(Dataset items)
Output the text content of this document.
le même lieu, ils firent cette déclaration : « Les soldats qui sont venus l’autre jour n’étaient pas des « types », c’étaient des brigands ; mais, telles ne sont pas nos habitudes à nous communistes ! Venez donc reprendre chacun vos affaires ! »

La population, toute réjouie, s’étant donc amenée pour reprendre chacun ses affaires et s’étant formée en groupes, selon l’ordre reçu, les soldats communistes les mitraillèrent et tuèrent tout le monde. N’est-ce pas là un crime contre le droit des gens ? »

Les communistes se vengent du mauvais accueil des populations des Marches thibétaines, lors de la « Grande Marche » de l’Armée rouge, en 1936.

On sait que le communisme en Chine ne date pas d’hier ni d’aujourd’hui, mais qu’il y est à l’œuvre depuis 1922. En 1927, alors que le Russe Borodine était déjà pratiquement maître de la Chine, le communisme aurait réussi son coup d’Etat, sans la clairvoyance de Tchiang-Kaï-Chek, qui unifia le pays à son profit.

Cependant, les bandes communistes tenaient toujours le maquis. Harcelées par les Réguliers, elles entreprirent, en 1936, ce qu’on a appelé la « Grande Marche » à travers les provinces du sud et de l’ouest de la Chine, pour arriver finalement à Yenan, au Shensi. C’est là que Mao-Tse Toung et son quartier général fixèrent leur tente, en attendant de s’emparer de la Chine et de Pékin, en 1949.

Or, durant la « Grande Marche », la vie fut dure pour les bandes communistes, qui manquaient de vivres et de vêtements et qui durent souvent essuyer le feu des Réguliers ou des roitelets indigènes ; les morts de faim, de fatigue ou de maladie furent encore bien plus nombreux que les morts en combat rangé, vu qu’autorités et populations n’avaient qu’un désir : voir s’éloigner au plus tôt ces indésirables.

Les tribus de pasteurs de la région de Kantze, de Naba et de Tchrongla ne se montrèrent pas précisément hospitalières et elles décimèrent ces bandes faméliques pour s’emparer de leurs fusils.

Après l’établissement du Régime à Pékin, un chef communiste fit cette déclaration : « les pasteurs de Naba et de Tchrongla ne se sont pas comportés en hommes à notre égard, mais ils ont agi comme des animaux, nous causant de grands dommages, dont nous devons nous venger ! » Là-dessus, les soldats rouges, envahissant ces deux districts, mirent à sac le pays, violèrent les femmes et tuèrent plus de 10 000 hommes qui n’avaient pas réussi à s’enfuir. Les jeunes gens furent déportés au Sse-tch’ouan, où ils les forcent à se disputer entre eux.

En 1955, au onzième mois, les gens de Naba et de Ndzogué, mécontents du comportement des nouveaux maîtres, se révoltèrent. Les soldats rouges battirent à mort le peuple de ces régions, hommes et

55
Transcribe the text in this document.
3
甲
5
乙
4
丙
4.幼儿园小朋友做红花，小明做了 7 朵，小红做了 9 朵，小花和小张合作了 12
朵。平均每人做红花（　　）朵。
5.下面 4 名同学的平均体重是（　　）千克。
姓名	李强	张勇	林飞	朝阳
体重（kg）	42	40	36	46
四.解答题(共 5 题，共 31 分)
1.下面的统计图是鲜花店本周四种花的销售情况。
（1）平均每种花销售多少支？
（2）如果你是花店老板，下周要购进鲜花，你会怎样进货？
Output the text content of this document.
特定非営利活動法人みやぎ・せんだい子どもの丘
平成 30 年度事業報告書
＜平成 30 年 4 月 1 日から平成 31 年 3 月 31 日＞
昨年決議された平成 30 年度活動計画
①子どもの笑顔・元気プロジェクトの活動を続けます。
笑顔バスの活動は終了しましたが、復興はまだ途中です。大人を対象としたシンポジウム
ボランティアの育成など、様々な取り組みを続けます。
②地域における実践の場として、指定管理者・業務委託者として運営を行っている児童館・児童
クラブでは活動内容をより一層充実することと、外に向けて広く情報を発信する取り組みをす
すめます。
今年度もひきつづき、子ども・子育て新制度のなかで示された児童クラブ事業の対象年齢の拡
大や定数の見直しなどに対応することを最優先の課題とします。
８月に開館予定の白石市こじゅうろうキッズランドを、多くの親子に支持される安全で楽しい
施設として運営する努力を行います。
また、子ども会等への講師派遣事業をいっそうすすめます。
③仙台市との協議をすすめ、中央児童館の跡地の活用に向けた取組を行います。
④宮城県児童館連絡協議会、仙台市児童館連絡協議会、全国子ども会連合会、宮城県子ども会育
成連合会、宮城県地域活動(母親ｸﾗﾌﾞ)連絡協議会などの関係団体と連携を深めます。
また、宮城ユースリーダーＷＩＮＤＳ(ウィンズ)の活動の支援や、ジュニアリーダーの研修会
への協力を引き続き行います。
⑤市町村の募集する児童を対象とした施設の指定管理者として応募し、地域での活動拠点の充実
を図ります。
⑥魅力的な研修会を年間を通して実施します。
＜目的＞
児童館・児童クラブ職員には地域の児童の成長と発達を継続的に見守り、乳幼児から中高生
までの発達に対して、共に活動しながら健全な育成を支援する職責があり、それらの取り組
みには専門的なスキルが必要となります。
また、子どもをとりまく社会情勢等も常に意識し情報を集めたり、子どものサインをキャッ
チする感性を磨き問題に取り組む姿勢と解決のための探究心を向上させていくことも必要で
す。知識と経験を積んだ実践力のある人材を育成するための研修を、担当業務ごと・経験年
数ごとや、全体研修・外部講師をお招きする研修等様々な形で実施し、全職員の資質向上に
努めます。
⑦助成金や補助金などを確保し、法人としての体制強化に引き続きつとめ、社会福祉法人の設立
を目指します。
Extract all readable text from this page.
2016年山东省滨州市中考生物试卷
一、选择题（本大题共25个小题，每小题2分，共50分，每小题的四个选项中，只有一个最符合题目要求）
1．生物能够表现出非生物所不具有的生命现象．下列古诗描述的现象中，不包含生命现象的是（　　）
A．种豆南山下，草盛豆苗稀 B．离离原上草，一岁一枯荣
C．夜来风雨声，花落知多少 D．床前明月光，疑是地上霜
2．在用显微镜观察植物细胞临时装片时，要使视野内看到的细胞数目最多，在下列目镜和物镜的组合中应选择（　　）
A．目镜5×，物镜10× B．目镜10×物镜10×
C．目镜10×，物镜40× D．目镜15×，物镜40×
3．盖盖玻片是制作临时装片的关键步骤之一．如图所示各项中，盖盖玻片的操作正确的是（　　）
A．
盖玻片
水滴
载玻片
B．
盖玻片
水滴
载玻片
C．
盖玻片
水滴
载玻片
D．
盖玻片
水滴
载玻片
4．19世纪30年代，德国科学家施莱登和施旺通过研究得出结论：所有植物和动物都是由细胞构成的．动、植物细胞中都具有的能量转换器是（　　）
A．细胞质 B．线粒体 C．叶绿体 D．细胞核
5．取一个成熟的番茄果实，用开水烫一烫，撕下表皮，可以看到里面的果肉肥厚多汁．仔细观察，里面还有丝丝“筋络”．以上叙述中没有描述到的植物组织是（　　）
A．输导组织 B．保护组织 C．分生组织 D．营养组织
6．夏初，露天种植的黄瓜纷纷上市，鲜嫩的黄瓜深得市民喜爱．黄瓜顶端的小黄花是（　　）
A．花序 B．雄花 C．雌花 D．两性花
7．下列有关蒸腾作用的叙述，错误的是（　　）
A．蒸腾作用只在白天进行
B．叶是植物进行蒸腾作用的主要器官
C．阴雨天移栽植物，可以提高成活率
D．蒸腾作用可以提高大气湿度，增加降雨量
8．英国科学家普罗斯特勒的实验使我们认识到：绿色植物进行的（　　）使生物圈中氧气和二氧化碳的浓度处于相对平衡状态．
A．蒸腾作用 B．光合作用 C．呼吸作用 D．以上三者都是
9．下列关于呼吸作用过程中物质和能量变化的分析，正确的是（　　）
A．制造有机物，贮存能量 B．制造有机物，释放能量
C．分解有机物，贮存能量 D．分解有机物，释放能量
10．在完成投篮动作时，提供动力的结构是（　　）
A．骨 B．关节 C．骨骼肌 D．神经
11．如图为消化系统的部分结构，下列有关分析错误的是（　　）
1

GIVEN INSTRUCTION> Scan the records for the string "释放能量". Copy each line in which it appears.

ANSWER TO THIS TASK>
A．制造有机物，贮存能量 B．制造有机物，释放能量
C．分解有机物，贮存能量 D．分解有机物，释放能量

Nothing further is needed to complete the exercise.